Reproduce the records below in their entirety, character for character.

Data supplied.
▬▬▬▬▬▬▬▬▬▬

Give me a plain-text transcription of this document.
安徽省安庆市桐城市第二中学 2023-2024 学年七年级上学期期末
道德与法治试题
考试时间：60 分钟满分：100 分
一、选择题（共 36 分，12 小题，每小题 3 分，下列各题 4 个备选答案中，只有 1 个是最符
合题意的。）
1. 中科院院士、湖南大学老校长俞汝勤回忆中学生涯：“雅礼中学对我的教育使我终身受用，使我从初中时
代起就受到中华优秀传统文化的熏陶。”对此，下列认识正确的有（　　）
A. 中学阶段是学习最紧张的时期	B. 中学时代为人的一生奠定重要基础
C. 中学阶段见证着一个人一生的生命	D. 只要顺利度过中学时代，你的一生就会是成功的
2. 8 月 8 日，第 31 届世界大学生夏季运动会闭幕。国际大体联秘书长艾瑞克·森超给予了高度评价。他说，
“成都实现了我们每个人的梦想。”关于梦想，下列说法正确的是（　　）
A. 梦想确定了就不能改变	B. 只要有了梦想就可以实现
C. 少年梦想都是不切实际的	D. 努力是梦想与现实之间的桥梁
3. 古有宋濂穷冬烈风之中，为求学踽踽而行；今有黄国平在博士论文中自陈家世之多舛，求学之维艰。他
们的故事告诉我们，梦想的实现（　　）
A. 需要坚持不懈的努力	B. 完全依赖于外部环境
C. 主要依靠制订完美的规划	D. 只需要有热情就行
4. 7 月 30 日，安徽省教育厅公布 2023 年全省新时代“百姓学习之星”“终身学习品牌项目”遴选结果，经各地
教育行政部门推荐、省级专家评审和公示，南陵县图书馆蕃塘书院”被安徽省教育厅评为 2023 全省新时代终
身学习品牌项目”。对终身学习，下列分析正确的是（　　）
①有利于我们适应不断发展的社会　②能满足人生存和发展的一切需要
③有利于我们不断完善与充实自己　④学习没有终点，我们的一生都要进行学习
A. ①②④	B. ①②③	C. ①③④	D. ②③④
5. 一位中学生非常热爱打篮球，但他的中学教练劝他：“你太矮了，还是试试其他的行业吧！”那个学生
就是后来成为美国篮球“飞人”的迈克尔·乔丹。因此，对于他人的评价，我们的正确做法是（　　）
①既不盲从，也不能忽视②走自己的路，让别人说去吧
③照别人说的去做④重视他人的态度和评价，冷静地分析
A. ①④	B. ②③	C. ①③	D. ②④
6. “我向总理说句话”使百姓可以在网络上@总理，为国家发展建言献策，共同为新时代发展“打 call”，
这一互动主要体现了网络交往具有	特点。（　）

▬▬▬▬▬▬▬▬▬▬

Output for this exercise.
Give me a plain-text transcription of this document.
安徽省安庆市桐城市第二中学 2023-2024 学年七年级上学期期末
道德与法治试题
考试时间：60 分钟满分：100 分
一、选择题（共 36 分，12 小题，每小题 3 分，下列各题 4 个备选答案中，只有 1 个是最符
合题意的。）
1. 中科院院士、湖南大学老校长俞汝勤回忆中学生涯：“雅礼中学对我的教育使我终身受用，使我从初中时
代起就受到中华优秀传统文化的熏陶。”对此，下列认识正确的有（　　）
A. 中学阶段是学习最紧张的时期	B. 中学时代为人的一生奠定重要基础
C. 中学阶段见证着一个人一生的生命	D. 只要顺利度过中学时代，你的一生就会是成功的
2. 8 月 8 日，第 31 届世界大学生夏季运动会闭幕。国际大体联秘书长艾瑞克·森超给予了高度评价。他说，
“成都实现了我们每个人的梦想。”关于梦想，下列说法正确的是（　　）
A. 梦想确定了就不能改变	B. 只要有了梦想就可以实现
C. 少年梦想都是不切实际的	D. 努力是梦想与现实之间的桥梁
3. 古有宋濂穷冬烈风之中，为求学踽踽而行；今有黄国平在博士论文中自陈家世之多舛，求学之维艰。他
们的故事告诉我们，梦想的实现（　　）
A. 需要坚持不懈的努力	B. 完全依赖于外部环境
C. 主要依靠制订完美的规划	D. 只需要有热情就行
4. 7 月 30 日，安徽省教育厅公布 2023 年全省新时代“百姓学习之星”“终身学习品牌项目”遴选结果，经各地
教育行政部门推荐、省级专家评审和公示，南陵县图书馆蕃塘书院”被安徽省教育厅评为 2023 全省新时代终
身学习品牌项目”。对终身学习，下列分析正确的是（　　）
①有利于我们适应不断发展的社会　②能满足人生存和发展的一切需要
③有利于我们不断完善与充实自己　④学习没有终点，我们的一生都要进行学习
A. ①②④	B. ①②③	C. ①③④	D. ②③④
5. 一位中学生非常热爱打篮球，但他的中学教练劝他：“你太矮了，还是试试其他的行业吧！”那个学生
就是后来成为美国篮球“飞人”的迈克尔·乔丹。因此，对于他人的评价，我们的正确做法是（　　）
①既不盲从，也不能忽视②走自己的路，让别人说去吧
③照别人说的去做④重视他人的态度和评价，冷静地分析
A. ①④	B. ②③	C. ①③	D. ②④
6. “我向总理说句话”使百姓可以在网络上@总理，为国家发展建言献策，共同为新时代发展“打 call”，
这一互动主要体现了网络交往具有	特点。（　）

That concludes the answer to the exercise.